• WHAT TO DO
Filter the entries and keep only the lines where the string "text" appears.

• RECORDS SHOWN
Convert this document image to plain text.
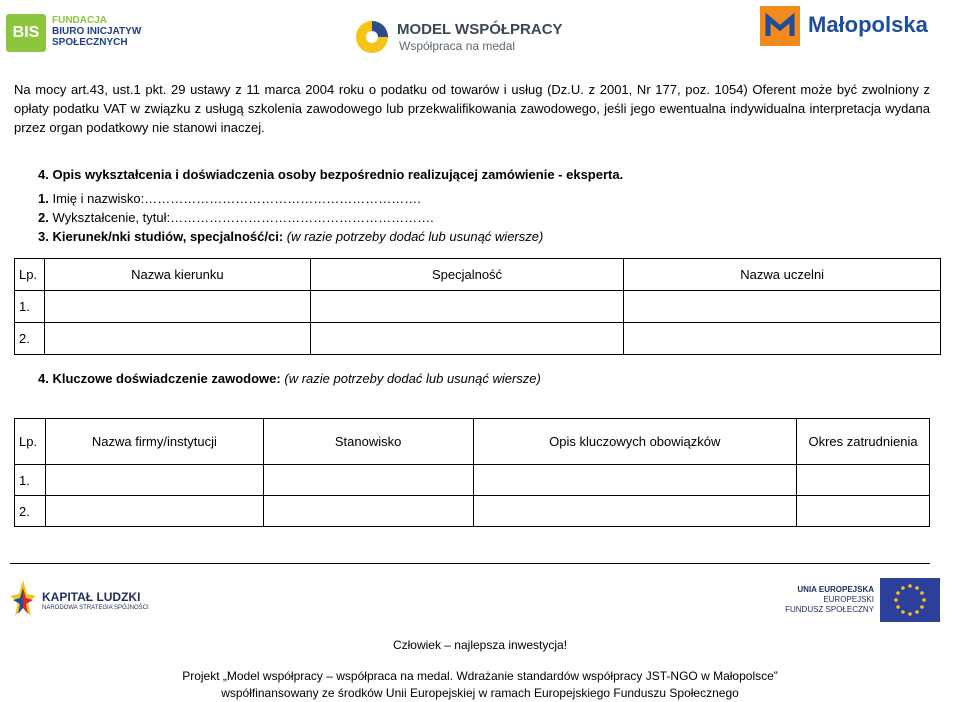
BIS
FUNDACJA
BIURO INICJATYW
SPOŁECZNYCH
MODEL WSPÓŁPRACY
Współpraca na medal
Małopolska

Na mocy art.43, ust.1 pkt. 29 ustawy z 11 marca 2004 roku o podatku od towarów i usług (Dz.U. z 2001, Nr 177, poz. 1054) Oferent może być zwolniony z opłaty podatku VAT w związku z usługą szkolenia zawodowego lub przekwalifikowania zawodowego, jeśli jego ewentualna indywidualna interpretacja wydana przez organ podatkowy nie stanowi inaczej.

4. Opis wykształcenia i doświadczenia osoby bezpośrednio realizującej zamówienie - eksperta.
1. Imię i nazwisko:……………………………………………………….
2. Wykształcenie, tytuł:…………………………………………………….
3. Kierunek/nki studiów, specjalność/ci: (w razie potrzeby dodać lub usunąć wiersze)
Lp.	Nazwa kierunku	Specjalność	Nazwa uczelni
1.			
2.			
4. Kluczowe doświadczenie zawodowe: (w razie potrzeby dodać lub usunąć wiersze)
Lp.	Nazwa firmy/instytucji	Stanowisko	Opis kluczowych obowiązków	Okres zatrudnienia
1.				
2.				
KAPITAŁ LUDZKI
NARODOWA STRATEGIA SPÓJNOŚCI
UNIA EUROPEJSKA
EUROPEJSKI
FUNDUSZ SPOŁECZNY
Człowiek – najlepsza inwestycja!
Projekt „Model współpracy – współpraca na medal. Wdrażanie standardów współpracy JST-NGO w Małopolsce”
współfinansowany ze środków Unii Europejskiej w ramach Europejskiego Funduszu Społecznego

* * *

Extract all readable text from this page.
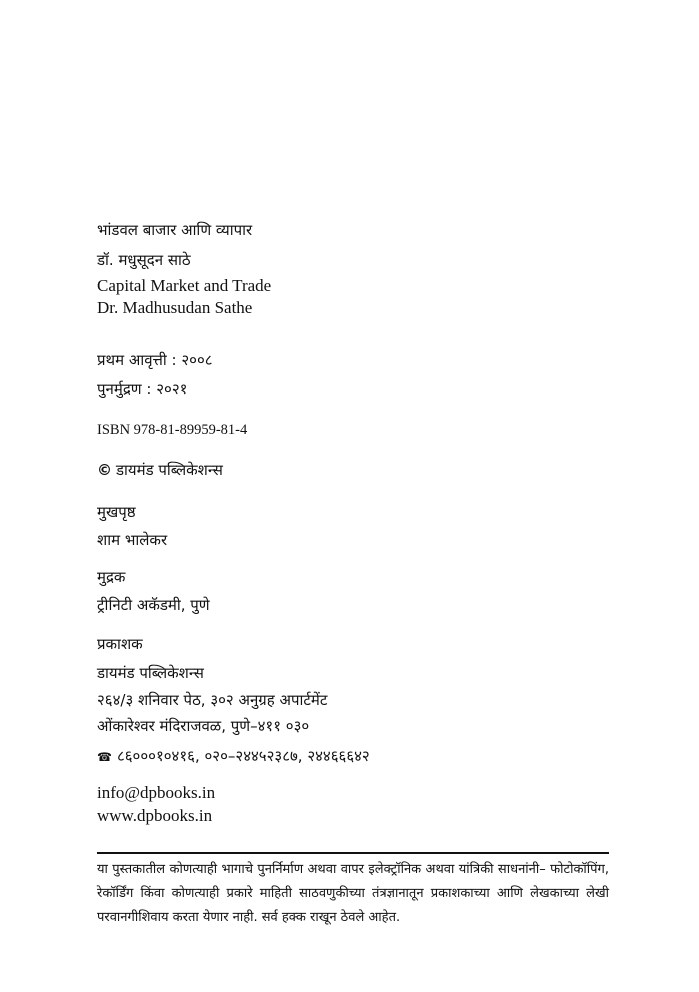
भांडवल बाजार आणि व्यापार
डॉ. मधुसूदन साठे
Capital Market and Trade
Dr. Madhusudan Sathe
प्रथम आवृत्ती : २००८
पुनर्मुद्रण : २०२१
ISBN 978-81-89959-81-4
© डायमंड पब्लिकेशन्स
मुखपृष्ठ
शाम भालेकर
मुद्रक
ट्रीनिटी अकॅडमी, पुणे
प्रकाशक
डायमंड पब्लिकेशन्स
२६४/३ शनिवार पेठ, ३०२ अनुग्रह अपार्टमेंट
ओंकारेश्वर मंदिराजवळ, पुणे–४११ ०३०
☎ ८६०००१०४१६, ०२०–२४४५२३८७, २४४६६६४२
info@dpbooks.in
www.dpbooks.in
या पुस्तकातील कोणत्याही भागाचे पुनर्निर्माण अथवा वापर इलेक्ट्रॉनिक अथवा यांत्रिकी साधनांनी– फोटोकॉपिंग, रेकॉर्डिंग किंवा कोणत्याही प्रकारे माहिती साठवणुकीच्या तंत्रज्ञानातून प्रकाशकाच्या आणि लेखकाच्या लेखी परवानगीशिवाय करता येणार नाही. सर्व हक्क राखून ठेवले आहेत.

• RESULT OF THE TASK
Convert this document image to plain text.
Extract all readable text from this page.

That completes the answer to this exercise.